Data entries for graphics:
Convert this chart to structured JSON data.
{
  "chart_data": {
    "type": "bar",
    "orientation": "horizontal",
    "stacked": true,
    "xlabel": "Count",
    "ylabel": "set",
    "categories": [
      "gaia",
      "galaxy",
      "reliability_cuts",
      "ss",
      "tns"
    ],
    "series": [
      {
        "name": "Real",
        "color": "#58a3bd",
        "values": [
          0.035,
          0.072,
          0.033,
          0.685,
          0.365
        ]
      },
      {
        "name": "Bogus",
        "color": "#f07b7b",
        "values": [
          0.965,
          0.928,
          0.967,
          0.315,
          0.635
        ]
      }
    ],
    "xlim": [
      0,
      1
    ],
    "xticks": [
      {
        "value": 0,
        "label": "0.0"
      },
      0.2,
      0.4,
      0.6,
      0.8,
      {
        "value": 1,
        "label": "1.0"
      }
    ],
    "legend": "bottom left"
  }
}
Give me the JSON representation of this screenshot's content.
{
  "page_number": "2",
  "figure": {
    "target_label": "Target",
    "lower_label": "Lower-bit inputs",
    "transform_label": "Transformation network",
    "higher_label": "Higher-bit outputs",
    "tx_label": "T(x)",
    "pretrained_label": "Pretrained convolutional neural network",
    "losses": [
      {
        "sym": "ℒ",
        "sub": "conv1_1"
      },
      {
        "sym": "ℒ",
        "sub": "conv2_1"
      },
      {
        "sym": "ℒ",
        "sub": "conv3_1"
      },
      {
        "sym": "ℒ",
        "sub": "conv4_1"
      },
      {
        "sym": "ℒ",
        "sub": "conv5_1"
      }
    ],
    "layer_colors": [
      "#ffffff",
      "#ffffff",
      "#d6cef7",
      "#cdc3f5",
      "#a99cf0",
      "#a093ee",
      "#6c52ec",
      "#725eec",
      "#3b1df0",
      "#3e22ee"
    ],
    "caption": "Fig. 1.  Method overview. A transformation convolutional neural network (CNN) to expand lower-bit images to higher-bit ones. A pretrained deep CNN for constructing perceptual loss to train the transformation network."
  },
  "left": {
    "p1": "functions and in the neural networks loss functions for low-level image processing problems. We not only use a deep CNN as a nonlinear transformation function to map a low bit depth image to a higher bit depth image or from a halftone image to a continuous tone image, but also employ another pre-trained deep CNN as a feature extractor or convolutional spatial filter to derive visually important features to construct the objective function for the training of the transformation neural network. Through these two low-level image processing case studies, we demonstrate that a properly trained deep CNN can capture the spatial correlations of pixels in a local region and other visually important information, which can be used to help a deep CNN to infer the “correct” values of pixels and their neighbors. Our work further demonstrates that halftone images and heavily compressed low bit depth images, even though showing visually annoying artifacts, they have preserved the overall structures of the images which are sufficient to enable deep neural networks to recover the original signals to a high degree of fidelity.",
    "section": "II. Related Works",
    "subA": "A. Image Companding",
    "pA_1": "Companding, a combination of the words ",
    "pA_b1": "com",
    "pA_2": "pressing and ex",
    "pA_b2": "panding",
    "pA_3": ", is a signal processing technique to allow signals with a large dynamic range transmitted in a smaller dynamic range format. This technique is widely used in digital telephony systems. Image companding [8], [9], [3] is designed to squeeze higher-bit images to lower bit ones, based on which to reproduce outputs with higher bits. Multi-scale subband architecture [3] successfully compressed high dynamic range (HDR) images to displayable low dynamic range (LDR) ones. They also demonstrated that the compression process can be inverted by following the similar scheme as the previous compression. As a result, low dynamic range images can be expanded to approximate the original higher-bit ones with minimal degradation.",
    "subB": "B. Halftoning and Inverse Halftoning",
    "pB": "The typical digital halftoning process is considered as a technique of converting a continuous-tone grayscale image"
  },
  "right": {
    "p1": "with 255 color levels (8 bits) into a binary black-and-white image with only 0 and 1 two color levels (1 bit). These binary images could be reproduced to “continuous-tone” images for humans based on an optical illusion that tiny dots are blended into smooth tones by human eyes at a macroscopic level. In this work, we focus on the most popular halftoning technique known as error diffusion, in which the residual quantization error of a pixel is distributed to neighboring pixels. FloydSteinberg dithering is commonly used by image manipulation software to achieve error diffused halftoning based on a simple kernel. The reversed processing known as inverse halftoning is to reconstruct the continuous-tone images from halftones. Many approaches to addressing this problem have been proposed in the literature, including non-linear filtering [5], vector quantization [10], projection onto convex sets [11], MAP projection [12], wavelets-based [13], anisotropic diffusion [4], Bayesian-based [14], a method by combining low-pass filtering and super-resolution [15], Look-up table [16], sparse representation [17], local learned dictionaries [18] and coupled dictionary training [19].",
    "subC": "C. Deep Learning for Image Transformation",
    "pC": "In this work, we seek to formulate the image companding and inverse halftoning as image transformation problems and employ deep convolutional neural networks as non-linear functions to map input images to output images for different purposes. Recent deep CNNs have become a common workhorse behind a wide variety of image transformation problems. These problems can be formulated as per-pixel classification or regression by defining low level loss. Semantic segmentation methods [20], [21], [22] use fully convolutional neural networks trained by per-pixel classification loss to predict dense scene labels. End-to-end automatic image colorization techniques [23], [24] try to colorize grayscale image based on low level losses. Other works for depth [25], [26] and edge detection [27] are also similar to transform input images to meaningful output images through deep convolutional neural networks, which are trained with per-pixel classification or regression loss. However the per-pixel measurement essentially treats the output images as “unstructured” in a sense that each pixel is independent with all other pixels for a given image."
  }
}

• **Written request**
Locate all lines holding the word "digital", then copy them out.

• **The completed task**
    "pA_3": ", is a signal processing technique to allow signals with a large dynamic range transmitted in a smaller dynamic range format. This technique is widely used in digital telephony systems. Image companding [8], [9], [3] is designed to squeeze higher-bit images to lower bit ones, based on which to reproduce outputs with higher bits. Multi-scale subband architecture [3] successfully compressed high dynamic range (HDR) images to displayable low dynamic range (LDR) ones. They also demonstrated that the compression process can be inverted by following the similar scheme as the previous compression. As a result, low dynamic range images can be expanded to approximate the original higher-bit ones with minimal degradation.",
    "pB": "The typical digital halftoning process is considered as a technique of converting a continuous-tone grayscale image"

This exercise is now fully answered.